WRITTEN EXERCISE: Transcribe the listing below word for word.

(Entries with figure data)

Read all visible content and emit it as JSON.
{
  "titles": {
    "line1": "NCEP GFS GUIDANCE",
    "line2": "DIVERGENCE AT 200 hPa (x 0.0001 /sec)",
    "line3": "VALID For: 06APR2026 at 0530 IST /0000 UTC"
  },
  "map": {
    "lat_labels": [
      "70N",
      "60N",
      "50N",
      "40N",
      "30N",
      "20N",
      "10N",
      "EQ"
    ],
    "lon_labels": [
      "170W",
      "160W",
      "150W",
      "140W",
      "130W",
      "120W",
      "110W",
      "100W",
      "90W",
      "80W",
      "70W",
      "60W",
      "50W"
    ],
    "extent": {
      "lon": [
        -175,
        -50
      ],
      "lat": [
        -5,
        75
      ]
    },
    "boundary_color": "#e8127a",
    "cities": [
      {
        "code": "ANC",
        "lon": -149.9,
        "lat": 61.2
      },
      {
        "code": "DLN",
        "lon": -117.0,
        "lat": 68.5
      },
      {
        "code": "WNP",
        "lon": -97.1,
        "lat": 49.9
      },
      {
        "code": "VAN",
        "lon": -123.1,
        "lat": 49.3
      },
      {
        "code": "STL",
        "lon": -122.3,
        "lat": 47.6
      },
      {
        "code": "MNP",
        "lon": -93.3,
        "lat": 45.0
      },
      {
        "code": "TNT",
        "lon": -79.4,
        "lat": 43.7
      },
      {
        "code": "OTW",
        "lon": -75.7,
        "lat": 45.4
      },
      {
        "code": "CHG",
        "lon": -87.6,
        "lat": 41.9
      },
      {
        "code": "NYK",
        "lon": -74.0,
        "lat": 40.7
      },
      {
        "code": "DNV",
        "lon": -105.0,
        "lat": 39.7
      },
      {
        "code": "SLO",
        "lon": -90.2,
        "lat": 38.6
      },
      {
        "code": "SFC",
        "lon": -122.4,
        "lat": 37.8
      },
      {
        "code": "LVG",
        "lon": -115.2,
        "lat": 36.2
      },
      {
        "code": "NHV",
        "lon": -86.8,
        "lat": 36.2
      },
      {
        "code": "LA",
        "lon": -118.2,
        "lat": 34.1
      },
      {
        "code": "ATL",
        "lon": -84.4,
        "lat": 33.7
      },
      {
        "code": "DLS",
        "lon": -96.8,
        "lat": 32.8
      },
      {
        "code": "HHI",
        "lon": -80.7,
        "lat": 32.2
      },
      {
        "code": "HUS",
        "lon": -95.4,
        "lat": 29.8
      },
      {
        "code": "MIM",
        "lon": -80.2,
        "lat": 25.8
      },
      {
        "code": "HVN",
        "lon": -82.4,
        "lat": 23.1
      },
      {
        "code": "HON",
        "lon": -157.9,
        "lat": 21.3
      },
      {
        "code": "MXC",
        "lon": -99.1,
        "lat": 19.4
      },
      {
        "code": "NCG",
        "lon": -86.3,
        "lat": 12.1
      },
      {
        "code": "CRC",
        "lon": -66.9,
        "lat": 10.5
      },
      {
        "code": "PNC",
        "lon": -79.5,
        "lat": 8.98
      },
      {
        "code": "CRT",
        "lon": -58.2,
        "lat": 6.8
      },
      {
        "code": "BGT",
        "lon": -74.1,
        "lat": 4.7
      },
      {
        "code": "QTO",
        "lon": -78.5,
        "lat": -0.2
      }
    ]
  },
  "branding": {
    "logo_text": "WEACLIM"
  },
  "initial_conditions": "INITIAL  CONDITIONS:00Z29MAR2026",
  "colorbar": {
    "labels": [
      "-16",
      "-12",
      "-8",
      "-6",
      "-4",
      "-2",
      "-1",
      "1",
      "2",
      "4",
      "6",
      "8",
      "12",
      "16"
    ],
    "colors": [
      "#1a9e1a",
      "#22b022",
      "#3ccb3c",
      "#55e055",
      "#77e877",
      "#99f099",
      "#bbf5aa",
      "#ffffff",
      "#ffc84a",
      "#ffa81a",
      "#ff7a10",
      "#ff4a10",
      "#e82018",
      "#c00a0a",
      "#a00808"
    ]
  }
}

ANSWER TO THIS EXERCISE:
Read all visible content and emit it as JSON.
{
  "titles": {
    "line1": "NCEP GFS GUIDANCE",
    "line2": "DIVERGENCE AT 200 hPa (x 0.0001 /sec)",
    "line3": "VALID For: 06APR2026 at 0530 IST /0000 UTC"
  },
  "map": {
    "lat_labels": [
      "70N",
      "60N",
      "50N",
      "40N",
      "30N",
      "20N",
      "10N",
      "EQ"
    ],
    "lon_labels": [
      "170W",
      "160W",
      "150W",
      "140W",
      "130W",
      "120W",
      "110W",
      "100W",
      "90W",
      "80W",
      "70W",
      "60W",
      "50W"
    ],
    "extent": {
      "lon": [
        -175,
        -50
      ],
      "lat": [
        -5,
        75
      ]
    },
    "boundary_color": "#e8127a",
    "cities": [
      {
        "code": "ANC",
        "lon": -149.9,
        "lat": 61.2
      },
      {
        "code": "DLN",
        "lon": -117.0,
        "lat": 68.5
      },
      {
        "code": "WNP",
        "lon": -97.1,
        "lat": 49.9
      },
      {
        "code": "VAN",
        "lon": -123.1,
        "lat": 49.3
      },
      {
        "code": "STL",
        "lon": -122.3,
        "lat": 47.6
      },
      {
        "code": "MNP",
        "lon": -93.3,
        "lat": 45.0
      },
      {
        "code": "TNT",
        "lon": -79.4,
        "lat": 43.7
      },
      {
        "code": "OTW",
        "lon": -75.7,
        "lat": 45.4
      },
      {
        "code": "CHG",
        "lon": -87.6,
        "lat": 41.9
      },
      {
        "code": "NYK",
        "lon": -74.0,
        "lat": 40.7
      },
      {
        "code": "DNV",
        "lon": -105.0,
        "lat": 39.7
      },
      {
        "code": "SLO",
        "lon": -90.2,
        "lat": 38.6
      },
      {
        "code": "SFC",
        "lon": -122.4,
        "lat": 37.8
      },
      {
        "code": "LVG",
        "lon": -115.2,
        "lat": 36.2
      },
      {
        "code": "NHV",
        "lon": -86.8,
        "lat": 36.2
      },
      {
        "code": "LA",
        "lon": -118.2,
        "lat": 34.1
      },
      {
        "code": "ATL",
        "lon": -84.4,
        "lat": 33.7
      },
      {
        "code": "DLS",
        "lon": -96.8,
        "lat": 32.8
      },
      {
        "code": "HHI",
        "lon": -80.7,
        "lat": 32.2
      },
      {
        "code": "HUS",
        "lon": -95.4,
        "lat": 29.8
      },
      {
        "code": "MIM",
        "lon": -80.2,
        "lat": 25.8
      },
      {
        "code": "HVN",
        "lon": -82.4,
        "lat": 23.1
      },
      {
        "code": "HON",
        "lon": -157.9,
        "lat": 21.3
      },
      {
        "code": "MXC",
        "lon": -99.1,
        "lat": 19.4
      },
      {
        "code": "NCG",
        "lon": -86.3,
        "lat": 12.1
      },
      {
        "code": "CRC",
        "lon": -66.9,
        "lat": 10.5
      },
      {
        "code": "PNC",
        "lon": -79.5,
        "lat": 8.98
      },
      {
        "code": "CRT",
        "lon": -58.2,
        "lat": 6.8
      },
      {
        "code": "BGT",
        "lon": -74.1,
        "lat": 4.7
      },
      {
        "code": "QTO",
        "lon": -78.5,
        "lat": -0.2
      }
    ]
  },
  "branding": {
    "logo_text": "WEACLIM"
  },
  "initial_conditions": "INITIAL  CONDITIONS:00Z29MAR2026",
  "colorbar": {
    "labels": [
      "-16",
      "-12",
      "-8",
      "-6",
      "-4",
      "-2",
      "-1",
      "1",
      "2",
      "4",
      "6",
      "8",
      "12",
      "16"
    ],
    "colors": [
      "#1a9e1a",
      "#22b022",
      "#3ccb3c",
      "#55e055",
      "#77e877",
      "#99f099",
      "#bbf5aa",
      "#ffffff",
      "#ffc84a",
      "#ffa81a",
      "#ff7a10",
      "#ff4a10",
      "#e82018",
      "#c00a0a",
      "#a00808"
    ]
  }
}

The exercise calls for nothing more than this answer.